◆ **What you have to do**
Each record below must be returned exactly as shown.

◆ **Supplied data**

====

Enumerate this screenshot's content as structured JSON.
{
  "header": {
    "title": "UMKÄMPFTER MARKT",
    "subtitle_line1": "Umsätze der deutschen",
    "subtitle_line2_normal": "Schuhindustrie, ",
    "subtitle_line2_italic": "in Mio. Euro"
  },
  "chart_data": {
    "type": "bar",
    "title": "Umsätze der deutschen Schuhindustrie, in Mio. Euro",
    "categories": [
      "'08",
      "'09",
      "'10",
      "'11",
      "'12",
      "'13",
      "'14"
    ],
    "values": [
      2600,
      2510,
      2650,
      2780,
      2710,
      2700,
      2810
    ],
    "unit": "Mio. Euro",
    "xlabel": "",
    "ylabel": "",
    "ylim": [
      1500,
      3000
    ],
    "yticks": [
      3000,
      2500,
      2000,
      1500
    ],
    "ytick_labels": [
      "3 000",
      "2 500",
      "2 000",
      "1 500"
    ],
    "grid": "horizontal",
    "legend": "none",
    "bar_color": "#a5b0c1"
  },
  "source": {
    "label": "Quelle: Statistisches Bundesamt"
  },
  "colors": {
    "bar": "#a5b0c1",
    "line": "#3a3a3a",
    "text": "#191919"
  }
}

====

◆ **Task output**
Enumerate this screenshot's content as structured JSON.
{
  "header": {
    "title": "UMKÄMPFTER MARKT",
    "subtitle_line1": "Umsätze der deutschen",
    "subtitle_line2_normal": "Schuhindustrie, ",
    "subtitle_line2_italic": "in Mio. Euro"
  },
  "chart_data": {
    "type": "bar",
    "title": "Umsätze der deutschen Schuhindustrie, in Mio. Euro",
    "categories": [
      "'08",
      "'09",
      "'10",
      "'11",
      "'12",
      "'13",
      "'14"
    ],
    "values": [
      2600,
      2510,
      2650,
      2780,
      2710,
      2700,
      2810
    ],
    "unit": "Mio. Euro",
    "xlabel": "",
    "ylabel": "",
    "ylim": [
      1500,
      3000
    ],
    "yticks": [
      3000,
      2500,
      2000,
      1500
    ],
    "ytick_labels": [
      "3 000",
      "2 500",
      "2 000",
      "1 500"
    ],
    "grid": "horizontal",
    "legend": "none",
    "bar_color": "#a5b0c1"
  },
  "source": {
    "label": "Quelle: Statistisches Bundesamt"
  },
  "colors": {
    "bar": "#a5b0c1",
    "line": "#3a3a3a",
    "text": "#191919"
  }
}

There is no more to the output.